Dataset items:
********

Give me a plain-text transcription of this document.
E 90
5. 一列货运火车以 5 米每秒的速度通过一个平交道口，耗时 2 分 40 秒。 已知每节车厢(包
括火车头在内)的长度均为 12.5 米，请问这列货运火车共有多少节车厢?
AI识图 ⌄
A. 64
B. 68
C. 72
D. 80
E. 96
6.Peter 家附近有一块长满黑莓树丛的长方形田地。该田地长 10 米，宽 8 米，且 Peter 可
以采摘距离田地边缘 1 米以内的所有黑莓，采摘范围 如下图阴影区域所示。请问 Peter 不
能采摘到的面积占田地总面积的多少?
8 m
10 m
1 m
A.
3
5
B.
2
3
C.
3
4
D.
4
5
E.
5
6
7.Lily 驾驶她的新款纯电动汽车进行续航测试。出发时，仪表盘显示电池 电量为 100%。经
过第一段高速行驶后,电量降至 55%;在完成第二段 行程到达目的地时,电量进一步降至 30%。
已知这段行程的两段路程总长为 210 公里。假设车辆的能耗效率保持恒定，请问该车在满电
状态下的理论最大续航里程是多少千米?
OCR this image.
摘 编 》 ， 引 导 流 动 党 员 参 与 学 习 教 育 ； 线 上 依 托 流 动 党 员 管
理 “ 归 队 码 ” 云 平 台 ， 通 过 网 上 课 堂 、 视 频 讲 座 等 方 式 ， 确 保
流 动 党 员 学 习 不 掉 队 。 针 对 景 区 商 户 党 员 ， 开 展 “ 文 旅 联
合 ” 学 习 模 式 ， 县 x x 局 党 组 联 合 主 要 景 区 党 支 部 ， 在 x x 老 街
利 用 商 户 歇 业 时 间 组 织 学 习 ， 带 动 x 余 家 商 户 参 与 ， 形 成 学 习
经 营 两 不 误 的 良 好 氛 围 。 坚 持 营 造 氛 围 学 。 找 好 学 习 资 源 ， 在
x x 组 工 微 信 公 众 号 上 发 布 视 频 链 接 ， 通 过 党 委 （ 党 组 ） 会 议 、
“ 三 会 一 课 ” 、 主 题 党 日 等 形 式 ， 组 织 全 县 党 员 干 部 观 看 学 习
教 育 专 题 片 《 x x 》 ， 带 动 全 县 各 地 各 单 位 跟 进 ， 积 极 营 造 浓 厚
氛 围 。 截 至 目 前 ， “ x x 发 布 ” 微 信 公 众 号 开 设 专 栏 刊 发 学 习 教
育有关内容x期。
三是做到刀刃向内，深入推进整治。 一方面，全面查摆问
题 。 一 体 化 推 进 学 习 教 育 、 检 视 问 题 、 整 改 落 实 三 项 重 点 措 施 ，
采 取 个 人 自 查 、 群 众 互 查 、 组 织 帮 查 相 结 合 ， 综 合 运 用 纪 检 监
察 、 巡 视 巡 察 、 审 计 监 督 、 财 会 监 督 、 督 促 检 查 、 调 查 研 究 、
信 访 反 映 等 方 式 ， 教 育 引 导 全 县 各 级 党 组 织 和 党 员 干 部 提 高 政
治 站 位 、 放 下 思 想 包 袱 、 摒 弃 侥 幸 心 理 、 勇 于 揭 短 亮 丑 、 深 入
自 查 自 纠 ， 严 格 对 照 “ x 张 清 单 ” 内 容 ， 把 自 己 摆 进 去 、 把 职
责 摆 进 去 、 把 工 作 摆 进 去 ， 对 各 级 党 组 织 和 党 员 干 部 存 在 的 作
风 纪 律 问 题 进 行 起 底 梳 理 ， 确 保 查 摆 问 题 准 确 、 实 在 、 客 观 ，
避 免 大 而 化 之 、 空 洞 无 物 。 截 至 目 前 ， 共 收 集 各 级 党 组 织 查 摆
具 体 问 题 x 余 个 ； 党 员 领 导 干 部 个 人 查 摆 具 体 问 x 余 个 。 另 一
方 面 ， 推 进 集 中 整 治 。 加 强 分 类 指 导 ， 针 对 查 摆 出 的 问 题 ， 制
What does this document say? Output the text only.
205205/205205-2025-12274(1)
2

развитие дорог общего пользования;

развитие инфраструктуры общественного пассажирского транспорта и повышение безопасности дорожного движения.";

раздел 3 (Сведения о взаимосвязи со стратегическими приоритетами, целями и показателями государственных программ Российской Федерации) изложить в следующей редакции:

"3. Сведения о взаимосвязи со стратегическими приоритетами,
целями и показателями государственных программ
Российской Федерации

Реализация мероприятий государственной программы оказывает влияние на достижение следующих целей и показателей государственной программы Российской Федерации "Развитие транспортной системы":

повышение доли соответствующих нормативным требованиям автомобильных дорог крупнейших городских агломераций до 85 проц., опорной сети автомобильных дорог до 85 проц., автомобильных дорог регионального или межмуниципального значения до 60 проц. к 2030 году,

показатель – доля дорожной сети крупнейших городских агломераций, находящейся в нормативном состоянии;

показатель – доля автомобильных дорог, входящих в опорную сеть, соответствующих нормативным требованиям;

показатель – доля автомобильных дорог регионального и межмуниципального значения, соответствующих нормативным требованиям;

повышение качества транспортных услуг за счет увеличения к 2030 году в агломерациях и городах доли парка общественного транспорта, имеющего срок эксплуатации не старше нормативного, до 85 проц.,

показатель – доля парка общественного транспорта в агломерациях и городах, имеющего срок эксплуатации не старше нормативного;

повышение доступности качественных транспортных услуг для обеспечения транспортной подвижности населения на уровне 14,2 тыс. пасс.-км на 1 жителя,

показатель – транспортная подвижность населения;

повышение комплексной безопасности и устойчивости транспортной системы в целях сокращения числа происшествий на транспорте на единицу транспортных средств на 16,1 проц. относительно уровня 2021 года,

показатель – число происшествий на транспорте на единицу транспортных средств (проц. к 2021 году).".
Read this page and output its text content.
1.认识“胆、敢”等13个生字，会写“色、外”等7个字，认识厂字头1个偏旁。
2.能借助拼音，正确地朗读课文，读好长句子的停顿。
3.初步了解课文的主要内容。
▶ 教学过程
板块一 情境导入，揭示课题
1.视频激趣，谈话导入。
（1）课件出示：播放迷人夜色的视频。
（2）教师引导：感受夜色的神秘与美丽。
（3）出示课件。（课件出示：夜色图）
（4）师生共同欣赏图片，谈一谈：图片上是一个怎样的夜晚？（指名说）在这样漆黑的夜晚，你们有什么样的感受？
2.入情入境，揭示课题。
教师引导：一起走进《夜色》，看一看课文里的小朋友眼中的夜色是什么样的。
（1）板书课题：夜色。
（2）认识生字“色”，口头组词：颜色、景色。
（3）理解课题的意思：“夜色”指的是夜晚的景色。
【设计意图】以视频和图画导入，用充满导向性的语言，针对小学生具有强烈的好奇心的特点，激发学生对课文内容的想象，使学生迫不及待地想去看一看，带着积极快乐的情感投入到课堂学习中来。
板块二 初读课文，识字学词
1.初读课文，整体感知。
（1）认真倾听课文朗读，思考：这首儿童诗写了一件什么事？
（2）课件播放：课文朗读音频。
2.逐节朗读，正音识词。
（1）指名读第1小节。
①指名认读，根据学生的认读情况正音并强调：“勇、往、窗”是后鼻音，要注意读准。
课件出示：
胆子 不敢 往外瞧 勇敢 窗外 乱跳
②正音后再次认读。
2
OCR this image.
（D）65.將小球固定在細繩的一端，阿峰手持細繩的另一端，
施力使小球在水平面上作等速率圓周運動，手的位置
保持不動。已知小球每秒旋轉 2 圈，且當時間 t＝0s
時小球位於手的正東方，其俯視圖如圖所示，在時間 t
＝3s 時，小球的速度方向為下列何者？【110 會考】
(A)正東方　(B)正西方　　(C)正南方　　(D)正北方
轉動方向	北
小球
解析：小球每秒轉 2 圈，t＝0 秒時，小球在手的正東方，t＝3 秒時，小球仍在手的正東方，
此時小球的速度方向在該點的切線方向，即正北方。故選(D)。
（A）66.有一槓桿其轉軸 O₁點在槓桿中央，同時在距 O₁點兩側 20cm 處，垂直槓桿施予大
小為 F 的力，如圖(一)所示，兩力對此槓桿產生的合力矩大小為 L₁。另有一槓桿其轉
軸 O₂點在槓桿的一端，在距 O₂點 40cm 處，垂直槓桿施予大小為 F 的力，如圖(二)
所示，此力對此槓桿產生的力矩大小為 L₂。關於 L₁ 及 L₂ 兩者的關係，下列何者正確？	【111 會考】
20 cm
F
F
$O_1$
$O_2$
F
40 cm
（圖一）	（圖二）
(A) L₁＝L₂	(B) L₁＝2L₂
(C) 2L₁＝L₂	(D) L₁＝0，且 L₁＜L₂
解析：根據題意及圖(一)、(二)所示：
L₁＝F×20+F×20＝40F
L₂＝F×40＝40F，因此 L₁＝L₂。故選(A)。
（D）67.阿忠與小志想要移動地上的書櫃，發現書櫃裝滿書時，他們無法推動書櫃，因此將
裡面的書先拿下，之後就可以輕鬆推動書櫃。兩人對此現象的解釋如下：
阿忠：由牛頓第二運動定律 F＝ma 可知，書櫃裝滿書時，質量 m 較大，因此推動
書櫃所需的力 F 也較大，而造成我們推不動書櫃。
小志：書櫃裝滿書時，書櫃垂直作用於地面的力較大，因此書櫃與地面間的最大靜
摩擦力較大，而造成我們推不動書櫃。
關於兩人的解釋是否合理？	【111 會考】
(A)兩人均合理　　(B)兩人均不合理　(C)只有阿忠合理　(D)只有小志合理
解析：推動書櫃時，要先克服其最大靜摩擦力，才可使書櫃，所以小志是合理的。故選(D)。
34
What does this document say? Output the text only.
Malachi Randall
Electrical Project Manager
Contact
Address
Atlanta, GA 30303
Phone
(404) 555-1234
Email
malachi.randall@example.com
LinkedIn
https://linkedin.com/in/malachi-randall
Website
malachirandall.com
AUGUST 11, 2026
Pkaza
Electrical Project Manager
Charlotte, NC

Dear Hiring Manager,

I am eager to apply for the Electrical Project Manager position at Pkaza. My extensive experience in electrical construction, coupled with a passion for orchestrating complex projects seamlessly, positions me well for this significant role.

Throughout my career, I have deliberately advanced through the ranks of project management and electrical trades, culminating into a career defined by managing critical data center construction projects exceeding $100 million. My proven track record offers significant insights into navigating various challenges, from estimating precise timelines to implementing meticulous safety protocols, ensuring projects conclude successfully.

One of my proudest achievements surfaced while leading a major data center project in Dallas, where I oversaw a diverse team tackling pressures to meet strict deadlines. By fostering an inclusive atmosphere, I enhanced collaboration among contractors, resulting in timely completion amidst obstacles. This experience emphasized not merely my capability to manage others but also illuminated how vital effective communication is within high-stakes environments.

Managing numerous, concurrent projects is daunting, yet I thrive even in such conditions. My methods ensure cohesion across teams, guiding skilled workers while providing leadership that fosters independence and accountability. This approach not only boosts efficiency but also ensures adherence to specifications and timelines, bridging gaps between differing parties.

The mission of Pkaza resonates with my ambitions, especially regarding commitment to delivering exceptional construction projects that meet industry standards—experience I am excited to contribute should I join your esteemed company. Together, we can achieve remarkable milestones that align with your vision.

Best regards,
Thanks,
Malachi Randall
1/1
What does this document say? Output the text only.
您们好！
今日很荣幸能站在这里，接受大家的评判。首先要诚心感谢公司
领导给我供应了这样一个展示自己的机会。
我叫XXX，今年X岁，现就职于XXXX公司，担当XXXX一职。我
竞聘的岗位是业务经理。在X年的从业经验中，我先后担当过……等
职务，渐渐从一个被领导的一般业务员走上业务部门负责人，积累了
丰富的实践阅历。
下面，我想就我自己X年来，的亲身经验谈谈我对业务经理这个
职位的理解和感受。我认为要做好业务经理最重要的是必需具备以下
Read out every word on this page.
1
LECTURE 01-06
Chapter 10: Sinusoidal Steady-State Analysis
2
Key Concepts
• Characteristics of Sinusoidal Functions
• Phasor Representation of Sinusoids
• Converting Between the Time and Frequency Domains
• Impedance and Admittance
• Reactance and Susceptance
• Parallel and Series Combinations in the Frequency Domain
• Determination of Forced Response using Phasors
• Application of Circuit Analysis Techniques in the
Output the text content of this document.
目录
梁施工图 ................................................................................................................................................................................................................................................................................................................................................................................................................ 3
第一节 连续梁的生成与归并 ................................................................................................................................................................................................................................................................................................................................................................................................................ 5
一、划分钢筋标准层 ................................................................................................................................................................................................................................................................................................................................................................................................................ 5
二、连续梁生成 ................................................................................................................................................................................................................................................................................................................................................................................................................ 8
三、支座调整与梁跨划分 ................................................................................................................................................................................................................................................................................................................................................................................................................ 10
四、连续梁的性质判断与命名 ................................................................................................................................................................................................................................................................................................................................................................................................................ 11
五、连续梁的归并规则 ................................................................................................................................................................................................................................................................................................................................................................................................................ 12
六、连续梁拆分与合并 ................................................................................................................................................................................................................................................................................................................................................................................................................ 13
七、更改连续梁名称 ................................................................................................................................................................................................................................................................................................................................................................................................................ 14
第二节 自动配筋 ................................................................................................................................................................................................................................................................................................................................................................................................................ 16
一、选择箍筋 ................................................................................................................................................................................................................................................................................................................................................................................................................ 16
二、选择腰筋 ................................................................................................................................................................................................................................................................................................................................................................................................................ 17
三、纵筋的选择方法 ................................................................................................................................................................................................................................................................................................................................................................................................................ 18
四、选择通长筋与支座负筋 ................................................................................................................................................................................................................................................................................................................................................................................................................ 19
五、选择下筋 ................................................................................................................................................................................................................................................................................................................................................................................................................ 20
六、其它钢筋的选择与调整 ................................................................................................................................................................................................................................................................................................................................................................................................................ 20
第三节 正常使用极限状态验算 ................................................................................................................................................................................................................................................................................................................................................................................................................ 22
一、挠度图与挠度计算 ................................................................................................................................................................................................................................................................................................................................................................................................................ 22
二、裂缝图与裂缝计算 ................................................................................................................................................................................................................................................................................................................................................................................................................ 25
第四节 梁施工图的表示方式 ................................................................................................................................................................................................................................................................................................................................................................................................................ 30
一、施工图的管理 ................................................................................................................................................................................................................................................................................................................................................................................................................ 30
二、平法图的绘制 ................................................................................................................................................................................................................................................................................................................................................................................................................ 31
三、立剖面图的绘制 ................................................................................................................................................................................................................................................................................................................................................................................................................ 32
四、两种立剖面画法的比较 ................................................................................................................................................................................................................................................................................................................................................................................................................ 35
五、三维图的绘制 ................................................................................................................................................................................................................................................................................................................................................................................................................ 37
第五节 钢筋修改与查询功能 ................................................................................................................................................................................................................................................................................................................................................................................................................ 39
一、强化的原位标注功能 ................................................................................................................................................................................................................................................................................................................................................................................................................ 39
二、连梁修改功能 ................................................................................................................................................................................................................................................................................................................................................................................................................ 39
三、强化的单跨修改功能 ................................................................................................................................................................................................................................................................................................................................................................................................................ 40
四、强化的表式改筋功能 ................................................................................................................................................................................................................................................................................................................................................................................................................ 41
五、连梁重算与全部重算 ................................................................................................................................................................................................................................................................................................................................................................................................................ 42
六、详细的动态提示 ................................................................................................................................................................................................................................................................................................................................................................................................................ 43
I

********

Work to complete: Copy in full each line that holds the word "государственных".

Result for this exercise:
раздел 3 (Сведения о взаимосвязи со стратегическими приоритетами, целями и показателями государственных программ Российской Федерации) изложить в следующей редакции:
целями и показателями государственных программ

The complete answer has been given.